Your goal:
Take down each entry exactly as written.

Entries taken from a collection:
· · ·

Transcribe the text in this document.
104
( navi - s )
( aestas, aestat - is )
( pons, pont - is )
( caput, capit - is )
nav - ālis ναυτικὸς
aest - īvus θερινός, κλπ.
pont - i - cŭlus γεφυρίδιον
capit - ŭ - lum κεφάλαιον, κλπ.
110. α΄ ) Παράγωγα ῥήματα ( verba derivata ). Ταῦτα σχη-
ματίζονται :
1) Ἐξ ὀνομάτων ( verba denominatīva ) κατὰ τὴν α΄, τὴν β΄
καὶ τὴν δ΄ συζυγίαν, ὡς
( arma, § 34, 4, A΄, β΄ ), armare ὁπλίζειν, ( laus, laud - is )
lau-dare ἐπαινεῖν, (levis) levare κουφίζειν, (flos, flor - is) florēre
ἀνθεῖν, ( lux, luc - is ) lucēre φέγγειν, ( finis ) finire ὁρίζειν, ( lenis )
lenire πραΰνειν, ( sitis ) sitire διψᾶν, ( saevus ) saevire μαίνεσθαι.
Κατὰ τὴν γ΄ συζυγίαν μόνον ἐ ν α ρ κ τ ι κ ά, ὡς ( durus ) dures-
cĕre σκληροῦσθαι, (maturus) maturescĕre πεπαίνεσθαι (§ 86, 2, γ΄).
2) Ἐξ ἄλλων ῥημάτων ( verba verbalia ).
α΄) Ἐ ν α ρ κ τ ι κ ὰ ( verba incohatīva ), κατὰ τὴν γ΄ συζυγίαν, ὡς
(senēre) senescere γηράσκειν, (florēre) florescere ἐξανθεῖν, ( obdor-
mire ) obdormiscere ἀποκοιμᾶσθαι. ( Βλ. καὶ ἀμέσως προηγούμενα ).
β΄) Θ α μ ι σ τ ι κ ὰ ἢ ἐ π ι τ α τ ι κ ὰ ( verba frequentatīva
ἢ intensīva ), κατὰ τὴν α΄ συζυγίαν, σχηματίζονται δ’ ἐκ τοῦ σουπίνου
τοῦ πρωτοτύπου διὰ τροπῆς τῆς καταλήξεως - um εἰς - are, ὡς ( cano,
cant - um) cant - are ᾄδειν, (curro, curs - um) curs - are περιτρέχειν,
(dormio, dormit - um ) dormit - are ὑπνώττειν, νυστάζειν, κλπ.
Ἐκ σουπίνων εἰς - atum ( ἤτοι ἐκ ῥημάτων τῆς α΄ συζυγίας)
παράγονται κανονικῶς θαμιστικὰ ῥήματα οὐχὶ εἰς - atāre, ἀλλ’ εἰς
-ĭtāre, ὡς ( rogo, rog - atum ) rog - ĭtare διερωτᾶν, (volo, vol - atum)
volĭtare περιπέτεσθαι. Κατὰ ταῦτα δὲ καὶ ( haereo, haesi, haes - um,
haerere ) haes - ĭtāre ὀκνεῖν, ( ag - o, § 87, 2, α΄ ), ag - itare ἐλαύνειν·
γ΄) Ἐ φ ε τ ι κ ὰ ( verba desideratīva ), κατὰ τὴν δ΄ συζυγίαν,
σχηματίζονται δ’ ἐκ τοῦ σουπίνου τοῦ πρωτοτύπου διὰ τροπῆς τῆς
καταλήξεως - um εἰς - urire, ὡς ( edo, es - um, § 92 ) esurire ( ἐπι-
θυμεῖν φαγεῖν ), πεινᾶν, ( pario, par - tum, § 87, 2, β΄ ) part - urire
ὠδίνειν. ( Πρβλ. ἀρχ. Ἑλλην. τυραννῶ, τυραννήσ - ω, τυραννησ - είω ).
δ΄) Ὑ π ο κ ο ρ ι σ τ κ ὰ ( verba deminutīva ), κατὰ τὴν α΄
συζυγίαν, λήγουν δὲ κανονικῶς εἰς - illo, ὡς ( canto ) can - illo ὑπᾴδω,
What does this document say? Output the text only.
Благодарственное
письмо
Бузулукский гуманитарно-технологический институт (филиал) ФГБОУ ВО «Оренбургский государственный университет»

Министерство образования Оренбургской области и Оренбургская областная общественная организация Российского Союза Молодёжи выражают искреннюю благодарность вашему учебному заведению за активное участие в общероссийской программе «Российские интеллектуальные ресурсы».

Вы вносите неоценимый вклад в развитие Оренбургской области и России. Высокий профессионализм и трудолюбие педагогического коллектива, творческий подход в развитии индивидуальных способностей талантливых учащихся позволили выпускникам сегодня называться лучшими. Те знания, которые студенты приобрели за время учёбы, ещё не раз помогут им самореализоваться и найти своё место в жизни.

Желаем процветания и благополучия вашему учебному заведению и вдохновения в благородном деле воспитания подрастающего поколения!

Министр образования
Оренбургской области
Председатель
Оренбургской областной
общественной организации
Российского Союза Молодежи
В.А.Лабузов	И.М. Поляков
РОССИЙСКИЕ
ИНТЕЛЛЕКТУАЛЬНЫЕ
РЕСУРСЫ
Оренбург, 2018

· · ·

Task answer:
Transcribe the text in this document.
104
( navi - s )
( aestas, aestat - is )
( pons, pont - is )
( caput, capit - is )
nav - ālis ναυτικὸς
aest - īvus θερινός, κλπ.
pont - i - cŭlus γεφυρίδιον
capit - ŭ - lum κεφάλαιον, κλπ.
110. α΄ ) Παράγωγα ῥήματα ( verba derivata ). Ταῦτα σχη-
ματίζονται :
1) Ἐξ ὀνομάτων ( verba denominatīva ) κατὰ τὴν α΄, τὴν β΄
καὶ τὴν δ΄ συζυγίαν, ὡς
( arma, § 34, 4, A΄, β΄ ), armare ὁπλίζειν, ( laus, laud - is )
lau-dare ἐπαινεῖν, (levis) levare κουφίζειν, (flos, flor - is) florēre
ἀνθεῖν, ( lux, luc - is ) lucēre φέγγειν, ( finis ) finire ὁρίζειν, ( lenis )
lenire πραΰνειν, ( sitis ) sitire διψᾶν, ( saevus ) saevire μαίνεσθαι.
Κατὰ τὴν γ΄ συζυγίαν μόνον ἐ ν α ρ κ τ ι κ ά, ὡς ( durus ) dures-
cĕre σκληροῦσθαι, (maturus) maturescĕre πεπαίνεσθαι (§ 86, 2, γ΄).
2) Ἐξ ἄλλων ῥημάτων ( verba verbalia ).
α΄) Ἐ ν α ρ κ τ ι κ ὰ ( verba incohatīva ), κατὰ τὴν γ΄ συζυγίαν, ὡς
(senēre) senescere γηράσκειν, (florēre) florescere ἐξανθεῖν, ( obdor-
mire ) obdormiscere ἀποκοιμᾶσθαι. ( Βλ. καὶ ἀμέσως προηγούμενα ).
β΄) Θ α μ ι σ τ ι κ ὰ ἢ ἐ π ι τ α τ ι κ ὰ ( verba frequentatīva
ἢ intensīva ), κατὰ τὴν α΄ συζυγίαν, σχηματίζονται δ’ ἐκ τοῦ σουπίνου
τοῦ πρωτοτύπου διὰ τροπῆς τῆς καταλήξεως - um εἰς - are, ὡς ( cano,
cant - um) cant - are ᾄδειν, (curro, curs - um) curs - are περιτρέχειν,
(dormio, dormit - um ) dormit - are ὑπνώττειν, νυστάζειν, κλπ.
Ἐκ σουπίνων εἰς - atum ( ἤτοι ἐκ ῥημάτων τῆς α΄ συζυγίας)
παράγονται κανονικῶς θαμιστικὰ ῥήματα οὐχὶ εἰς - atāre, ἀλλ’ εἰς
-ĭtāre, ὡς ( rogo, rog - atum ) rog - ĭtare διερωτᾶν, (volo, vol - atum)
volĭtare περιπέτεσθαι. Κατὰ ταῦτα δὲ καὶ ( haereo, haesi, haes - um,
haerere ) haes - ĭtāre ὀκνεῖν, ( ag - o, § 87, 2, α΄ ), ag - itare ἐλαύνειν·
γ΄) Ἐ φ ε τ ι κ ὰ ( verba desideratīva ), κατὰ τὴν δ΄ συζυγίαν,
σχηματίζονται δ’ ἐκ τοῦ σουπίνου τοῦ πρωτοτύπου διὰ τροπῆς τῆς
καταλήξεως - um εἰς - urire, ὡς ( edo, es - um, § 92 ) esurire ( ἐπι-
θυμεῖν φαγεῖν ), πεινᾶν, ( pario, par - tum, § 87, 2, β΄ ) part - urire
ὠδίνειν. ( Πρβλ. ἀρχ. Ἑλλην. τυραννῶ, τυραννήσ - ω, τυραννησ - είω ).
δ΄) Ὑ π ο κ ο ρ ι σ τ κ ὰ ( verba deminutīva ), κατὰ τὴν α΄
συζυγίαν, λήγουν δὲ κανονικῶς εἰς - illo, ὡς ( canto ) can - illo ὑπᾴδω,
What does this document say? Output the text only.
Благодарственное
письмо
Бузулукский гуманитарно-технологический институт (филиал) ФГБОУ ВО «Оренбургский государственный университет»

Министерство образования Оренбургской области и Оренбургская областная общественная организация Российского Союза Молодёжи выражают искреннюю благодарность вашему учебному заведению за активное участие в общероссийской программе «Российские интеллектуальные ресурсы».

Вы вносите неоценимый вклад в развитие Оренбургской области и России. Высокий профессионализм и трудолюбие педагогического коллектива, творческий подход в развитии индивидуальных способностей талантливых учащихся позволили выпускникам сегодня называться лучшими. Те знания, которые студенты приобрели за время учёбы, ещё не раз помогут им самореализоваться и найти своё место в жизни.

Желаем процветания и благополучия вашему учебному заведению и вдохновения в благородном деле воспитания подрастающего поколения!

Министр образования
Оренбургской области
Председатель
Оренбургской областной
общественной организации
Российского Союза Молодежи
В.А.Лабузов	И.М. Поляков
РОССИЙСКИЕ
ИНТЕЛЛЕКТУАЛЬНЫЕ
РЕСУРСЫ
Оренбург, 2018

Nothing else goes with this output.